Following his college baseball career at the University of the South, Woodward managed the Woodward Iron Company's baseball team. In 1909, he bought the Birmingham Barons, a local minor-league team in Birmingham, Alabama. His first initiative as owner was the construction of Rickwood Field in 1910. It was the first stadium constructed from steel and concrete in the southern United States and the first of its kind constructed for a minor league team.

==Early life==
Woodward was born in Wheeling, West Virginia, on September 16, 1876, to Joseph Hersey Woodward and Martha Burt Metcalfe Woodward. In 1881, his father and uncle founded the Woodward Iron Company, based in Bessemer, Alabama. He attended the University of the South from 1892 to 1895, where he was a catcher for the school's baseball team. His father made him leave the school when his grades began to fall due to his focus on baseball. Woodward attended the Massachusetts Institute of Technology from 1896 to 1899, where he earned a degree in mining engineering. He also gained much business training by working with his father at the Woodward Iron Company.

==Career==
Woodward served in practically every capacity connected with Woodward Iron Company. Woodward became general superintendent of the company in 1899, and president in 1918 (one year after his father's death). During the Atlanta, Birmingham and Atlantic Railway strike in 1921, to show that he had not forgotten his early training, he ran a locomotive on the company's rail for several days. His was the first train that moved over the entire line after the strike was declared. During World War I, Woodward Iron Company was important to the war effort, shipping thousands of tons of materials to the allies. During the war, Woodward served on the Pig Iron, Iron Ore, and Lake Transportation subcommittee of the War Industries Board.

------------------------------------------------

## WORK TASK A:
In the passage about Woodward, what was the first stadium built from steel and concrete in the southern United States?
## WORK TASK B:
Pick up the passage about Woodward after its final sentence and continue it.

------------------------------------------------

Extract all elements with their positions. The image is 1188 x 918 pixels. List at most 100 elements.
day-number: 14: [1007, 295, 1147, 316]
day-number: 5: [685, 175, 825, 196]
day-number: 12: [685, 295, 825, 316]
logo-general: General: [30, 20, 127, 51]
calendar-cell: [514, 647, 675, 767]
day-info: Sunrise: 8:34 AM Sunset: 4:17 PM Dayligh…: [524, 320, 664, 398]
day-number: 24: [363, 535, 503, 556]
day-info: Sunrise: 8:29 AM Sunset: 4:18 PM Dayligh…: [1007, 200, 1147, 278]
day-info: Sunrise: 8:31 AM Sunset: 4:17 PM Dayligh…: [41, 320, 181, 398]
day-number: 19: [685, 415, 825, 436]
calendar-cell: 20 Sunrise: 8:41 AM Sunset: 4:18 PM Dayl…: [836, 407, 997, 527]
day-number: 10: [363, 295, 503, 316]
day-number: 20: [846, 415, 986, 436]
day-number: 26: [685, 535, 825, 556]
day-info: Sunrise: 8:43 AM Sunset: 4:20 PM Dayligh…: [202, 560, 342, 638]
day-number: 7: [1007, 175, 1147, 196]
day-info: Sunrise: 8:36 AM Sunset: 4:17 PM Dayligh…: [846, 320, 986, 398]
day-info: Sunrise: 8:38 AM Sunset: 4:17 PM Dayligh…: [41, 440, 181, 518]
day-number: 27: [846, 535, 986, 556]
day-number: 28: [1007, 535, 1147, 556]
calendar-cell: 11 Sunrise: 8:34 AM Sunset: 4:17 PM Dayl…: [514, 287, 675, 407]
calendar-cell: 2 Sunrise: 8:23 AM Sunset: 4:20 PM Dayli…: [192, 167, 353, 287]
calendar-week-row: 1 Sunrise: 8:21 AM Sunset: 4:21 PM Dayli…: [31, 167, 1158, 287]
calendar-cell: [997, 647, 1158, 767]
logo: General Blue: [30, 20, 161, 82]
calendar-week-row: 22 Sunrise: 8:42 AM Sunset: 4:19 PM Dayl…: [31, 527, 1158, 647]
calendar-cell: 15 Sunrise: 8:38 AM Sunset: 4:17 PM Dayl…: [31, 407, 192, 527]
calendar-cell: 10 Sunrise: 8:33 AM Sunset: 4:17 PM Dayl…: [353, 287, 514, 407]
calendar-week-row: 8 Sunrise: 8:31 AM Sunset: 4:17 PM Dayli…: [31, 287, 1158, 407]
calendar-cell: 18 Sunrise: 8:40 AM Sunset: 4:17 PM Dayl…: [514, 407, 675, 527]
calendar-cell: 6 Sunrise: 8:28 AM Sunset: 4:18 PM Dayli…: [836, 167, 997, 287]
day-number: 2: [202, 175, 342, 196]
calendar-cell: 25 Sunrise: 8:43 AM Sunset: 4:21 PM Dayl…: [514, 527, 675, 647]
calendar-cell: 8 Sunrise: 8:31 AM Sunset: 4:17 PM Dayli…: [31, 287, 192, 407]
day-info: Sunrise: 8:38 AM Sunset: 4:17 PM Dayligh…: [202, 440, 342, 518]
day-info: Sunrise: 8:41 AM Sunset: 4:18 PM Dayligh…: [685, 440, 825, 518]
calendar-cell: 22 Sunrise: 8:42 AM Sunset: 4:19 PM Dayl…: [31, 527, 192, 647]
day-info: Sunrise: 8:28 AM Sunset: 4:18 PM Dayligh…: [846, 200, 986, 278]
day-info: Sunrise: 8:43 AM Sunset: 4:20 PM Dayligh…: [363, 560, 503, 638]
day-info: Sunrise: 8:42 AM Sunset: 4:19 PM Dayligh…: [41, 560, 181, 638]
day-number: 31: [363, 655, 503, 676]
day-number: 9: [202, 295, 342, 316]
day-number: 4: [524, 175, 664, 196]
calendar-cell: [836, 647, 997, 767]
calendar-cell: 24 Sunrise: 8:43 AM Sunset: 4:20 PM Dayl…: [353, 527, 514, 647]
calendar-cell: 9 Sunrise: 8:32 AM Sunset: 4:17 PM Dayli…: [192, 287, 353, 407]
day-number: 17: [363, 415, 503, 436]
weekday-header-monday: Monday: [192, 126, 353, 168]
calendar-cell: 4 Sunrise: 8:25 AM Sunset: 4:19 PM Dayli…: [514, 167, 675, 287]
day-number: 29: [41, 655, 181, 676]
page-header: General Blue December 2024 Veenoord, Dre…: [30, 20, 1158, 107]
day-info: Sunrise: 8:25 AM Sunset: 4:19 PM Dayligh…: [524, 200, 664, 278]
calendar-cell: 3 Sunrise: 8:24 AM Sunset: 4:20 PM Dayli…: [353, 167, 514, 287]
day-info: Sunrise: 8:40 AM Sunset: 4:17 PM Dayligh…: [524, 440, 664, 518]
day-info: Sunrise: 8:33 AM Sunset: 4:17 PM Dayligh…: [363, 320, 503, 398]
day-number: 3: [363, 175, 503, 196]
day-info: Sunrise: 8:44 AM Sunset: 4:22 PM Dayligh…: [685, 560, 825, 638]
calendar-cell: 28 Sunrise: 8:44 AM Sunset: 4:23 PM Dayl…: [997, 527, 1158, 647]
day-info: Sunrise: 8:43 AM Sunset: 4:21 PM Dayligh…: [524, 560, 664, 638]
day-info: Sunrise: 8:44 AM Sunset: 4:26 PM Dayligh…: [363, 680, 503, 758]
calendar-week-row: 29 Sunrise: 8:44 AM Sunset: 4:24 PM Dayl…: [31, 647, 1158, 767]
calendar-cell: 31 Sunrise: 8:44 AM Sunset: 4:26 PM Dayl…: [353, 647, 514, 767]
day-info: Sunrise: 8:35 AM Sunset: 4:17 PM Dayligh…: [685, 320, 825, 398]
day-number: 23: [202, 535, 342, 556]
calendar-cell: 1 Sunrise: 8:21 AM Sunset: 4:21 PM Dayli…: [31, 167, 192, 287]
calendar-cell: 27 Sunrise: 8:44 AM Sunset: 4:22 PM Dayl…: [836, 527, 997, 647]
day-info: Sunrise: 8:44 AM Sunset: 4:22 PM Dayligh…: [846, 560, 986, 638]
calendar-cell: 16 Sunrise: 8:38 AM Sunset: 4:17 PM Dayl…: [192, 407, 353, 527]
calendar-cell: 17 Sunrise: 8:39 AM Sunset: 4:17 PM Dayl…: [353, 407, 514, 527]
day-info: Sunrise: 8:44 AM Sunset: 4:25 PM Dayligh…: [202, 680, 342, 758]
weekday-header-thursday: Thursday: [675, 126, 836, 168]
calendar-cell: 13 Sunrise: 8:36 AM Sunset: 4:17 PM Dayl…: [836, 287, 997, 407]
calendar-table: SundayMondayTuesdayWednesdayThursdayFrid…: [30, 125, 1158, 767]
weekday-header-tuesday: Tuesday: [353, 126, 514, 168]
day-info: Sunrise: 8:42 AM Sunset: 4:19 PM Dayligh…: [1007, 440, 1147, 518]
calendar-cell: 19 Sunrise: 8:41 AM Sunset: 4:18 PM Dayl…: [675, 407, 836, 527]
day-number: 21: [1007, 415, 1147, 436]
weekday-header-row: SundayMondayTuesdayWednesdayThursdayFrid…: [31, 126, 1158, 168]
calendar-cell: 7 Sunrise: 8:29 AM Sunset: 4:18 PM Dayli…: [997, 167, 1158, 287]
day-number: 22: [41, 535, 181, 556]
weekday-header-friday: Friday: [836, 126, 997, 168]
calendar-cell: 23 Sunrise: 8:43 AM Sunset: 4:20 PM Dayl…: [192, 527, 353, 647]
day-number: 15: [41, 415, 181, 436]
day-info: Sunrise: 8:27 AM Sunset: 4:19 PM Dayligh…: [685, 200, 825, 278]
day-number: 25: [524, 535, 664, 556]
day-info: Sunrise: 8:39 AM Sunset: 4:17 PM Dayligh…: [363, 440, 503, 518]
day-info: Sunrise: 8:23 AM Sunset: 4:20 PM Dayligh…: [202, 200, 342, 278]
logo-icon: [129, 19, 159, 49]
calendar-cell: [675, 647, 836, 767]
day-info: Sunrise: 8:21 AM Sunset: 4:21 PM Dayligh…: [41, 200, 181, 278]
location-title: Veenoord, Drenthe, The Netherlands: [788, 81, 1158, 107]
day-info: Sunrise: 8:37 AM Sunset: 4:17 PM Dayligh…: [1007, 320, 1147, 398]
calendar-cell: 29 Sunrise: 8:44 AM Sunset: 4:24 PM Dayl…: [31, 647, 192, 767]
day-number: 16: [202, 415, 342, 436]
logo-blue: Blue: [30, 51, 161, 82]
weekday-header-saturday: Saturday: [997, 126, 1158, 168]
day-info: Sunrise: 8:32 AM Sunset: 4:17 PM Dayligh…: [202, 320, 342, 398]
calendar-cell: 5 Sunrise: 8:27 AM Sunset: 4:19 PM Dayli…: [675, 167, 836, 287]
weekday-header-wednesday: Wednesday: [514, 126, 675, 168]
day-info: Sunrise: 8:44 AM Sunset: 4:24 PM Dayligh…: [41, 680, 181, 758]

------------------------------------------------

## REPLY A:
Rickwood Field, built in 1910.

## REPLY B:
Woodward also served as chairman of the board of the Woodward Iron Company; vice-chairman of Wheeling Steel Corporation (Wheeling, West Virginia); and director of the Wheeling Steel & Iron Company (Wheeling, West Virginia); Whitaker-Glessner Company (Wheeling, West Virginia); LaBelle Iron Works (Steubenville, Ohio); First National Bank (Birmingham, Alabama); Seaboard Air Line Railway; and Atlanta, Birmingham and Atlantic Railway.

==Baseball==
Woodward was a keen baseball player, though he was unable to make a career out of this passion. After his college baseball career, he managed the Woodward Iron Company baseball team. He bought the Birmingham Barons, the local minor-league team, in late 1909. His first initiative as owner was the construction of Rickwood Field (which is named for him) in 1910. It was the first stadium constructed from steel and concrete in the southern United States or for any minor league team. For decades the field was the "crown jewel of southern baseball", and today it is the oldest baseball field in use in the United States.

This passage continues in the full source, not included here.